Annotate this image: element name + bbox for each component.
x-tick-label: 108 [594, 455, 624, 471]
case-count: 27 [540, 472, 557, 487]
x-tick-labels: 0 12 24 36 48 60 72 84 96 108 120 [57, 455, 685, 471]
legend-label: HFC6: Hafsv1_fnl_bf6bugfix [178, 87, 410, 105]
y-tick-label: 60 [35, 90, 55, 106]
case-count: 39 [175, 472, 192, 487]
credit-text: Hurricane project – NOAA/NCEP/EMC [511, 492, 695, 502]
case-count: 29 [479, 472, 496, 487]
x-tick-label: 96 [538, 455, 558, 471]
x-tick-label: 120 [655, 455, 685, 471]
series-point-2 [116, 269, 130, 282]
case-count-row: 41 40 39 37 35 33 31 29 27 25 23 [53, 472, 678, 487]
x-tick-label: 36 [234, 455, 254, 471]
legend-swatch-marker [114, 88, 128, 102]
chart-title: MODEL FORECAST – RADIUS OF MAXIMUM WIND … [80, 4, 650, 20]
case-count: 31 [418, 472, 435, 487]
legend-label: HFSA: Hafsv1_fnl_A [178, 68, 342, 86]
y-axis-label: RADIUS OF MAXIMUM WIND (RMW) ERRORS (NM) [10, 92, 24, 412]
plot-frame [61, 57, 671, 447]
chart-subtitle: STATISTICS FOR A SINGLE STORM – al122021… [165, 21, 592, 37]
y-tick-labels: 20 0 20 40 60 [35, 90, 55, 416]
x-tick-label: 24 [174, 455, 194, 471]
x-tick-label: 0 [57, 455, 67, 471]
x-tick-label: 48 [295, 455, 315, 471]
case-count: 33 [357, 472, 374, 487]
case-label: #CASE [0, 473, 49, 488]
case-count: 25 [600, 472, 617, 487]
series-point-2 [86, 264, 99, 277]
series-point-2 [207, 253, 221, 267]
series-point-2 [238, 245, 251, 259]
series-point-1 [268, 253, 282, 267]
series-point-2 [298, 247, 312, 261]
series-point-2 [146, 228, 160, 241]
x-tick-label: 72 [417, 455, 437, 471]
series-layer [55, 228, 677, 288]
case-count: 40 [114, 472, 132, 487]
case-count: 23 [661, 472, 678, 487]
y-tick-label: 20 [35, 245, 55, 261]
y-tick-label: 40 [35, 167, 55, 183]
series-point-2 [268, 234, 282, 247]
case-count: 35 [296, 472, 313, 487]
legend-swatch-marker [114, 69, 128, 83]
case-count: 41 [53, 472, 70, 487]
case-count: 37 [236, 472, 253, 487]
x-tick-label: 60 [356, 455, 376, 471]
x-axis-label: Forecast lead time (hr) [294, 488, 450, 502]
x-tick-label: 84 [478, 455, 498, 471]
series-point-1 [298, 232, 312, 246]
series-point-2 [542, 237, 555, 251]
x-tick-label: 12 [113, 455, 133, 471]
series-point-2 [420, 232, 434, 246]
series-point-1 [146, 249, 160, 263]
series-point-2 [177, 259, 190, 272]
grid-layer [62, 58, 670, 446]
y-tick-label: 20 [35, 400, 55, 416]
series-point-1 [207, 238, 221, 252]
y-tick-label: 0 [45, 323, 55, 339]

------------------------------------

### Instructions to follow
Transcribe every line of the items above word for word, in the same order.

### Task solution
Annotate this image: element name + bbox for each component.
x-tick-label: 108 [594, 455, 624, 471]
case-count: 27 [540, 472, 557, 487]
x-tick-labels: 0 12 24 36 48 60 72 84 96 108 120 [57, 455, 685, 471]
legend-label: HFC6: Hafsv1_fnl_bf6bugfix [178, 87, 410, 105]
y-tick-label: 60 [35, 90, 55, 106]
case-count: 39 [175, 472, 192, 487]
credit-text: Hurricane project – NOAA/NCEP/EMC [511, 492, 695, 502]
case-count: 29 [479, 472, 496, 487]
x-tick-label: 96 [538, 455, 558, 471]
x-tick-label: 120 [655, 455, 685, 471]
series-point-2 [116, 269, 130, 282]
case-count-row: 41 40 39 37 35 33 31 29 27 25 23 [53, 472, 678, 487]
x-tick-label: 36 [234, 455, 254, 471]
legend-swatch-marker [114, 88, 128, 102]
chart-title: MODEL FORECAST – RADIUS OF MAXIMUM WIND … [80, 4, 650, 20]
case-count: 31 [418, 472, 435, 487]
legend-label: HFSA: Hafsv1_fnl_A [178, 68, 342, 86]
y-axis-label: RADIUS OF MAXIMUM WIND (RMW) ERRORS (NM) [10, 92, 24, 412]
plot-frame [61, 57, 671, 447]
chart-subtitle: STATISTICS FOR A SINGLE STORM – al122021… [165, 21, 592, 37]
y-tick-labels: 20 0 20 40 60 [35, 90, 55, 416]
x-tick-label: 24 [174, 455, 194, 471]
x-tick-label: 0 [57, 455, 67, 471]
x-tick-label: 48 [295, 455, 315, 471]
case-count: 33 [357, 472, 374, 487]
case-label: #CASE [0, 473, 49, 488]
case-count: 25 [600, 472, 617, 487]
series-point-2 [86, 264, 99, 277]
series-point-2 [207, 253, 221, 267]
series-point-2 [238, 245, 251, 259]
series-point-1 [268, 253, 282, 267]
series-point-2 [298, 247, 312, 261]
series-point-2 [146, 228, 160, 241]
x-tick-label: 72 [417, 455, 437, 471]
series-layer [55, 228, 677, 288]
case-count: 40 [114, 472, 132, 487]
case-count: 23 [661, 472, 678, 487]
y-tick-label: 20 [35, 245, 55, 261]
y-tick-label: 40 [35, 167, 55, 183]
series-point-2 [268, 234, 282, 247]
case-count: 35 [296, 472, 313, 487]
legend-swatch-marker [114, 69, 128, 83]
case-count: 41 [53, 472, 70, 487]
case-count: 37 [236, 472, 253, 487]
x-tick-label: 60 [356, 455, 376, 471]
x-axis-label: Forecast lead time (hr) [294, 488, 450, 502]
x-tick-label: 84 [478, 455, 498, 471]
series-point-1 [298, 232, 312, 246]
series-point-2 [542, 237, 555, 251]
x-tick-label: 12 [113, 455, 133, 471]
series-point-2 [420, 232, 434, 246]
series-point-1 [146, 249, 160, 263]
series-point-2 [177, 259, 190, 272]
grid-layer [62, 58, 670, 446]
y-tick-label: 20 [35, 400, 55, 416]
series-point-1 [207, 238, 221, 252]
y-tick-label: 0 [45, 323, 55, 339]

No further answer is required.